WHAT YOU WILL DO
Repeat exactly the lines that run from the one containing "Give me a plain-text" to the end of the data, and leave out all others.

DATA SECTION
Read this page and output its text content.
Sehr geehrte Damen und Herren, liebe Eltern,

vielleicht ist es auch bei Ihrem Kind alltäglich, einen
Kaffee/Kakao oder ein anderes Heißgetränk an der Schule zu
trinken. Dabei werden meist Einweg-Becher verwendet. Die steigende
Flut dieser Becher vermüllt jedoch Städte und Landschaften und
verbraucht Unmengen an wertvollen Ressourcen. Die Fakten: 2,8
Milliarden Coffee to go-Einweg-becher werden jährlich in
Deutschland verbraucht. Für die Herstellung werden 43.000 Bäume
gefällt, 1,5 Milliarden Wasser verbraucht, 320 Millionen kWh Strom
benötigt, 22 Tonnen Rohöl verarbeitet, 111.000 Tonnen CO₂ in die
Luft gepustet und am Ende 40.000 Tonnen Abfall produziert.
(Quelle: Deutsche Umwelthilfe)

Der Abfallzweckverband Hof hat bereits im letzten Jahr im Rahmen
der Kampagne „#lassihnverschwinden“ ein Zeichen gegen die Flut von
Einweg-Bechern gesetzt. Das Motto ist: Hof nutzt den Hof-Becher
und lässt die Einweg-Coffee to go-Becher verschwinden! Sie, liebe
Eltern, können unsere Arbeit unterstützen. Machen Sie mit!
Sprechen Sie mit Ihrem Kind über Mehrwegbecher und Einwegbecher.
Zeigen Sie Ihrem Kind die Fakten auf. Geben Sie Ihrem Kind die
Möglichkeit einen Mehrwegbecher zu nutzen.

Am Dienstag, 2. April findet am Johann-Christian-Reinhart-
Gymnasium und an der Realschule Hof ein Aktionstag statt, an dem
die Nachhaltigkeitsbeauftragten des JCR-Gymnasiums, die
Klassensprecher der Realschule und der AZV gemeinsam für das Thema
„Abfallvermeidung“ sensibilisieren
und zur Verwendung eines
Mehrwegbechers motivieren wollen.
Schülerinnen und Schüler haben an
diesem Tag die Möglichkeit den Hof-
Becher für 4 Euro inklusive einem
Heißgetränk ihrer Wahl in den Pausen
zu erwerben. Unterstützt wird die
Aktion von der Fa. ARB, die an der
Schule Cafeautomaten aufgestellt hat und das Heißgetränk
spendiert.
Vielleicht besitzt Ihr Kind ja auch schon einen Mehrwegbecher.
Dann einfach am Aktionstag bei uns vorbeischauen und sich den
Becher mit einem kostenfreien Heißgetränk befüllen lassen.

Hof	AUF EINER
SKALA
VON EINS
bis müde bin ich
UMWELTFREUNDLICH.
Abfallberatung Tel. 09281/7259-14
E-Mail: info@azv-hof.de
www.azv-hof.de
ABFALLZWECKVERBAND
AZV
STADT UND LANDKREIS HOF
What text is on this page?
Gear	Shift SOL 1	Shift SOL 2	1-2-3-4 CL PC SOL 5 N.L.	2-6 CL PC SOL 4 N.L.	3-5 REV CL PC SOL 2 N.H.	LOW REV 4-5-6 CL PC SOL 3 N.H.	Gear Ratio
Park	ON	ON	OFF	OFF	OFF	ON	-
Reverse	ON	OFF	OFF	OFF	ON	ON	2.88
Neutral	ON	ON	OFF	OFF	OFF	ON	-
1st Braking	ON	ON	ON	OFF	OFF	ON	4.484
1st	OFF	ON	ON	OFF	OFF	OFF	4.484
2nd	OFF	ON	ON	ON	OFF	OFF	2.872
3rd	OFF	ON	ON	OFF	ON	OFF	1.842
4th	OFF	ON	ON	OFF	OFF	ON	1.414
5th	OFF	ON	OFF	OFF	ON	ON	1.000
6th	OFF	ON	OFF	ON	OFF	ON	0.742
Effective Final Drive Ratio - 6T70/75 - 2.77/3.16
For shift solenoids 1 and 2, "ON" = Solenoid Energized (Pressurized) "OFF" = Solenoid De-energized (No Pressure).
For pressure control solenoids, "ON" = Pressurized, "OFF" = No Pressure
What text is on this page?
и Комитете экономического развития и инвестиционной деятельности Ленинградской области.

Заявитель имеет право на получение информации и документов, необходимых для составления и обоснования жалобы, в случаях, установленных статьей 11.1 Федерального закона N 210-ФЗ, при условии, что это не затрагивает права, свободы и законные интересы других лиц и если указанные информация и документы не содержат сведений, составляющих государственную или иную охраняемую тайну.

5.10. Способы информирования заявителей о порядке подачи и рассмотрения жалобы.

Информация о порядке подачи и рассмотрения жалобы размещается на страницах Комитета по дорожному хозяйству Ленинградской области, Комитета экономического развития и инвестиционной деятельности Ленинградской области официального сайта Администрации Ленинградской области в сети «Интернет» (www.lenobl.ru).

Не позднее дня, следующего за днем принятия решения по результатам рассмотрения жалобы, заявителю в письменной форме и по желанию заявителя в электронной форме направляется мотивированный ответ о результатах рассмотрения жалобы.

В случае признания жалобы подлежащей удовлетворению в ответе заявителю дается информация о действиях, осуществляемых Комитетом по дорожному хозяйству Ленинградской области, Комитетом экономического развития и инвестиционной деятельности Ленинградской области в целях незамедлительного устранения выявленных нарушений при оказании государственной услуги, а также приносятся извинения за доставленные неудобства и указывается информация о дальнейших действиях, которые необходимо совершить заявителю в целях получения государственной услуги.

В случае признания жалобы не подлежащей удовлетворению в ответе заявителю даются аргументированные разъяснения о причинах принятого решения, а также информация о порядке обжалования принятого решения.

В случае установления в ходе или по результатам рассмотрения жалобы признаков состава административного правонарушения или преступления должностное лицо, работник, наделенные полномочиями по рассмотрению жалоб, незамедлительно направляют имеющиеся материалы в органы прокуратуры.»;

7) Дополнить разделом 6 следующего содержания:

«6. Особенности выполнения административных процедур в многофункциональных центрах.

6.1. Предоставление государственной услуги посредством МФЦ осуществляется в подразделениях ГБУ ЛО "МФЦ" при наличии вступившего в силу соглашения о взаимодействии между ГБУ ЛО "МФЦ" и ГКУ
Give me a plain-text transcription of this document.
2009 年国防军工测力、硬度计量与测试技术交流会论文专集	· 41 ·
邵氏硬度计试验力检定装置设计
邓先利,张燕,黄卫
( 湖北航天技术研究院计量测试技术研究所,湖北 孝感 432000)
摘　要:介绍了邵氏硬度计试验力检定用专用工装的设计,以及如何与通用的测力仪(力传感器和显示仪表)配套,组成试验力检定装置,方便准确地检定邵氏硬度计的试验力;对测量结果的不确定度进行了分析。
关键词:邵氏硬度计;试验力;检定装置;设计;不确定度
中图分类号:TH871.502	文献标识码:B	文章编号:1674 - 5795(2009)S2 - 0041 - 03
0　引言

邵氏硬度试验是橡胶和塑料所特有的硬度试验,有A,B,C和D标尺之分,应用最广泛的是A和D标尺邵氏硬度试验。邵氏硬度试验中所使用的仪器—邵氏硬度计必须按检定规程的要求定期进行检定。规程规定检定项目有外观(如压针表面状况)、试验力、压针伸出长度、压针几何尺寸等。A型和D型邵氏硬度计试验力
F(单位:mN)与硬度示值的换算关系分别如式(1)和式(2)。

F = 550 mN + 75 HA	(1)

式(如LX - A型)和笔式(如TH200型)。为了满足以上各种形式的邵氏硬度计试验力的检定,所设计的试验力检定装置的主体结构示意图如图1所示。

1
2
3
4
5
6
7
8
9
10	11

TASK RESPONSE
Give me a plain-text transcription of this document.
2009 年国防军工测力、硬度计量与测试技术交流会论文专集	· 41 ·
邵氏硬度计试验力检定装置设计
邓先利,张燕,黄卫
( 湖北航天技术研究院计量测试技术研究所,湖北 孝感 432000)
摘　要:介绍了邵氏硬度计试验力检定用专用工装的设计,以及如何与通用的测力仪(力传感器和显示仪表)配套,组成试验力检定装置,方便准确地检定邵氏硬度计的试验力;对测量结果的不确定度进行了分析。
关键词:邵氏硬度计;试验力;检定装置;设计;不确定度
中图分类号:TH871.502	文献标识码:B	文章编号:1674 - 5795(2009)S2 - 0041 - 03
0　引言

邵氏硬度试验是橡胶和塑料所特有的硬度试验,有A,B,C和D标尺之分,应用最广泛的是A和D标尺邵氏硬度试验。邵氏硬度试验中所使用的仪器—邵氏硬度计必须按检定规程的要求定期进行检定。规程规定检定项目有外观(如压针表面状况)、试验力、压针伸出长度、压针几何尺寸等。A型和D型邵氏硬度计试验力
F(单位:mN)与硬度示值的换算关系分别如式(1)和式(2)。

F = 550 mN + 75 HA	(1)

式(如LX - A型)和笔式(如TH200型)。为了满足以上各种形式的邵氏硬度计试验力的检定,所设计的试验力检定装置的主体结构示意图如图1所示。

1
2
3
4
5
6
7
8
9
10	11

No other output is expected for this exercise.